Exercise description: Copy every line of the following data that includes the string "situation".

Extracted information:
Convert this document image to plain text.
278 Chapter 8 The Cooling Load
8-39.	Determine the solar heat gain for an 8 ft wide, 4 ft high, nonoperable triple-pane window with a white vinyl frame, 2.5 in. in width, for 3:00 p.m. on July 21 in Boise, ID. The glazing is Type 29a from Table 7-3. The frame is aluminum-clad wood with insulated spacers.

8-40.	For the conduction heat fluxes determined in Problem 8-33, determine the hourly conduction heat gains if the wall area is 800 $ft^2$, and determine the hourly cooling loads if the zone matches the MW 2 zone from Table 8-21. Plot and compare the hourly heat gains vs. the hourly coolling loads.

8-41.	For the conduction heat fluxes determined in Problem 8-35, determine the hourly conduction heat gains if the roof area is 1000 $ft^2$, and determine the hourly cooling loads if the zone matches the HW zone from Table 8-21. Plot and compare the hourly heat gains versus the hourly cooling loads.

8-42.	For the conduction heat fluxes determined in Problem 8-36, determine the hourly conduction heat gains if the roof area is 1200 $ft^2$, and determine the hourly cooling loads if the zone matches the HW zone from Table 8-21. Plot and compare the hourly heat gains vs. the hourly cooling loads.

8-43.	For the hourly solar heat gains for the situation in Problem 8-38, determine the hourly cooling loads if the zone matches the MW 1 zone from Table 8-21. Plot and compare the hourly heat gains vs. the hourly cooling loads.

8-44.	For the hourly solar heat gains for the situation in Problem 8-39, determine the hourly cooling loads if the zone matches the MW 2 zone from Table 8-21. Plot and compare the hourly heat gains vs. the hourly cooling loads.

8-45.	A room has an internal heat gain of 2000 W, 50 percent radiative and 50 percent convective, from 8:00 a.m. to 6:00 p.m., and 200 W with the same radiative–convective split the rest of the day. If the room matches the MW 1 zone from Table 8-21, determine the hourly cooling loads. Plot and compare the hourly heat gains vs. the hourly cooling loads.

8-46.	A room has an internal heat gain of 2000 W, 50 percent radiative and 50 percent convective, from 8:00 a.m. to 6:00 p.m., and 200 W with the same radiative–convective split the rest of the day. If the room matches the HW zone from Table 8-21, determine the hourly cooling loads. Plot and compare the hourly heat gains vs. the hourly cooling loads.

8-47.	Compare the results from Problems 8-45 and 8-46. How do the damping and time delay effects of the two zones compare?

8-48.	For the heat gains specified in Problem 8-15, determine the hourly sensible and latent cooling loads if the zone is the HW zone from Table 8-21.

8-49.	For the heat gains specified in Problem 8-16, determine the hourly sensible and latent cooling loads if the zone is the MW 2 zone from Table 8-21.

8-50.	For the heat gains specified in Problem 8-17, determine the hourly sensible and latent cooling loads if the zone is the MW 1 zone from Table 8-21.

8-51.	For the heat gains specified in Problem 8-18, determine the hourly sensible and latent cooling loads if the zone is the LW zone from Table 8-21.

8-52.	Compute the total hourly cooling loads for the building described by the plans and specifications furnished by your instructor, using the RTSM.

Written answer:
8-43.	For the hourly solar heat gains for the situation in Problem 8-38, determine the hourly cooling loads if the zone matches the MW 1 zone from Table 8-21. Plot and compare the hourly heat gains vs. the hourly cooling loads.
8-44.	For the hourly solar heat gains for the situation in Problem 8-39, determine the hourly cooling loads if the zone matches the MW 2 zone from Table 8-21. Plot and compare the hourly heat gains vs. the hourly cooling loads.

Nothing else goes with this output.